Information provided →

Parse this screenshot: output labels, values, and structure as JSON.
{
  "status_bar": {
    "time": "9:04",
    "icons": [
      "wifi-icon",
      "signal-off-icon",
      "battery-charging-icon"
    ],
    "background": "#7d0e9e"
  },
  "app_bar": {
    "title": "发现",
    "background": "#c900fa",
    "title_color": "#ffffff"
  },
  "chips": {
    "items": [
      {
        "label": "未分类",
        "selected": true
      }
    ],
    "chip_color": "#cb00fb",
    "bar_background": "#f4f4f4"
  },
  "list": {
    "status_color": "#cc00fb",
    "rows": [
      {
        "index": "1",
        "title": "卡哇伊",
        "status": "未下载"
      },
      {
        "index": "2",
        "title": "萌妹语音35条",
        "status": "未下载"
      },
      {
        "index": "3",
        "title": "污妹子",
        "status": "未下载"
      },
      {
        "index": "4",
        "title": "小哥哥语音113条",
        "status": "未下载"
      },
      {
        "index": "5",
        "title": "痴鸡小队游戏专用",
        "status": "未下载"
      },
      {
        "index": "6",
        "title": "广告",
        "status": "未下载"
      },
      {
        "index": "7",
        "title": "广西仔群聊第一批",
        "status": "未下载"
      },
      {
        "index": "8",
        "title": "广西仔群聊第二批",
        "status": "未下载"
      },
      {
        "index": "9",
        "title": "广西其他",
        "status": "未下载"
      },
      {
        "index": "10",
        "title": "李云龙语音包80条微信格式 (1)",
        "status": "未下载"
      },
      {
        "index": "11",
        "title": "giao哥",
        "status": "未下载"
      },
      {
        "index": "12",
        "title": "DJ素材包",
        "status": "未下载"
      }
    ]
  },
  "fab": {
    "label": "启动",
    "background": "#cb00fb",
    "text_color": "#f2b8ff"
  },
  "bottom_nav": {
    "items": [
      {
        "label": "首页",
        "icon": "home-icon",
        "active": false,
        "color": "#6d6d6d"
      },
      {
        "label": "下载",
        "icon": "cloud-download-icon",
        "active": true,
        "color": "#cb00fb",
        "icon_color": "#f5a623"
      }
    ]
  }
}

Stated goal →
Write out every entry again exactly, please, with nothing missing.

Expected answer →
Parse this screenshot: output labels, values, and structure as JSON.
{
  "status_bar": {
    "time": "9:04",
    "icons": [
      "wifi-icon",
      "signal-off-icon",
      "battery-charging-icon"
    ],
    "background": "#7d0e9e"
  },
  "app_bar": {
    "title": "发现",
    "background": "#c900fa",
    "title_color": "#ffffff"
  },
  "chips": {
    "items": [
      {
        "label": "未分类",
        "selected": true
      }
    ],
    "chip_color": "#cb00fb",
    "bar_background": "#f4f4f4"
  },
  "list": {
    "status_color": "#cc00fb",
    "rows": [
      {
        "index": "1",
        "title": "卡哇伊",
        "status": "未下载"
      },
      {
        "index": "2",
        "title": "萌妹语音35条",
        "status": "未下载"
      },
      {
        "index": "3",
        "title": "污妹子",
        "status": "未下载"
      },
      {
        "index": "4",
        "title": "小哥哥语音113条",
        "status": "未下载"
      },
      {
        "index": "5",
        "title": "痴鸡小队游戏专用",
        "status": "未下载"
      },
      {
        "index": "6",
        "title": "广告",
        "status": "未下载"
      },
      {
        "index": "7",
        "title": "广西仔群聊第一批",
        "status": "未下载"
      },
      {
        "index": "8",
        "title": "广西仔群聊第二批",
        "status": "未下载"
      },
      {
        "index": "9",
        "title": "广西其他",
        "status": "未下载"
      },
      {
        "index": "10",
        "title": "李云龙语音包80条微信格式 (1)",
        "status": "未下载"
      },
      {
        "index": "11",
        "title": "giao哥",
        "status": "未下载"
      },
      {
        "index": "12",
        "title": "DJ素材包",
        "status": "未下载"
      }
    ]
  },
  "fab": {
    "label": "启动",
    "background": "#cb00fb",
    "text_color": "#f2b8ff"
  },
  "bottom_nav": {
    "items": [
      {
        "label": "首页",
        "icon": "home-icon",
        "active": false,
        "color": "#6d6d6d"
      },
      {
        "label": "下载",
        "icon": "cloud-download-icon",
        "active": true,
        "color": "#cb00fb",
        "icon_color": "#f5a623"
      }
    ]
  }
}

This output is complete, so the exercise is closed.